## Records for this task
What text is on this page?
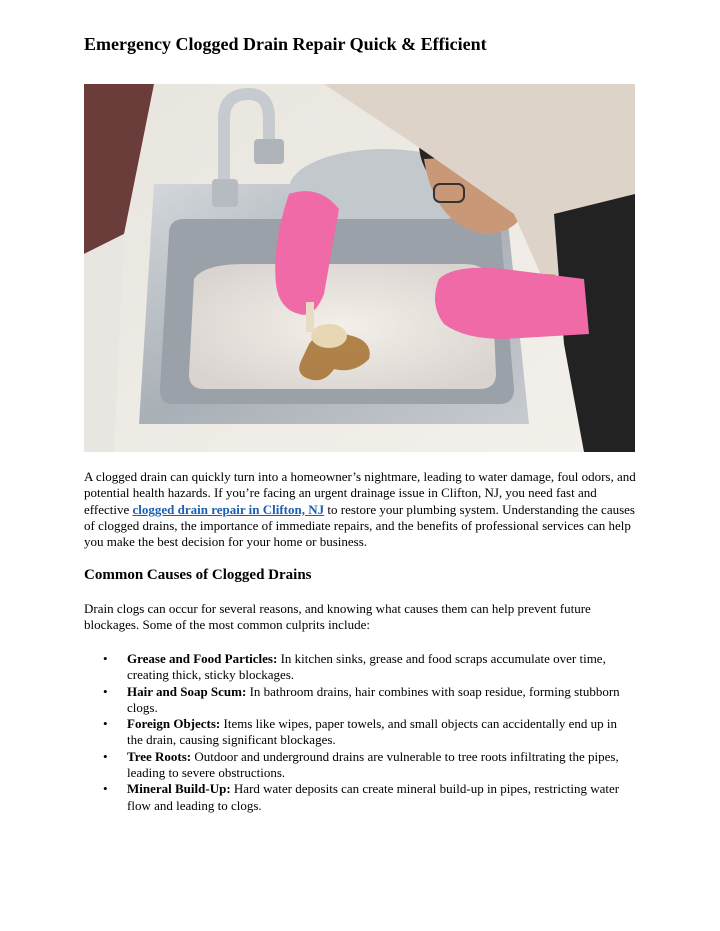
Emergency Clogged Drain Repair Quick & Efficient

A clogged drain can quickly turn into a homeowner’s nightmare, leading to water damage, foul odors, and potential health hazards. If you’re facing an urgent drainage issue in Clifton, NJ, you need fast and effective clogged drain repair in Clifton, NJ to restore your plumbing system. Understanding the causes of clogged drains, the importance of immediate repairs, and the benefits of professional services can help you make the best decision for your home or business.

Common Causes of Clogged Drains

Drain clogs can occur for several reasons, and knowing what causes them can help prevent future blockages. Some of the most common culprits include:

• Grease and Food Particles: In kitchen sinks, grease and food scraps accumulate over time, creating thick, sticky blockages.
• Hair and Soap Scum: In bathroom drains, hair combines with soap residue, forming stubborn clogs.
• Foreign Objects: Items like wipes, paper towels, and small objects can accidentally end up in the drain, causing significant blockages.
• Tree Roots: Outdoor and underground drains are vulnerable to tree roots infiltrating the pipes, leading to severe obstructions.
• Mineral Build-Up: Hard water deposits can create mineral build-up in pipes, restricting water flow and leading to clogs.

## Task
In your copy of the listing above, reproduce each line exactly and omit all pictures.

## The reply
What text is on this page?
Emergency Clogged Drain Repair Quick & Efficient

A clogged drain can quickly turn into a homeowner’s nightmare, leading to water damage, foul odors, and potential health hazards. If you’re facing an urgent drainage issue in Clifton, NJ, you need fast and effective clogged drain repair in Clifton, NJ to restore your plumbing system. Understanding the causes of clogged drains, the importance of immediate repairs, and the benefits of professional services can help you make the best decision for your home or business.

Common Causes of Clogged Drains

Drain clogs can occur for several reasons, and knowing what causes them can help prevent future blockages. Some of the most common culprits include:

• Grease and Food Particles: In kitchen sinks, grease and food scraps accumulate over time, creating thick, sticky blockages.
• Hair and Soap Scum: In bathroom drains, hair combines with soap residue, forming stubborn clogs.
• Foreign Objects: Items like wipes, paper towels, and small objects can accidentally end up in the drain, causing significant blockages.
• Tree Roots: Outdoor and underground drains are vulnerable to tree roots infiltrating the pipes, leading to severe obstructions.
• Mineral Build-Up: Hard water deposits can create mineral build-up in pipes, restricting water flow and leading to clogs.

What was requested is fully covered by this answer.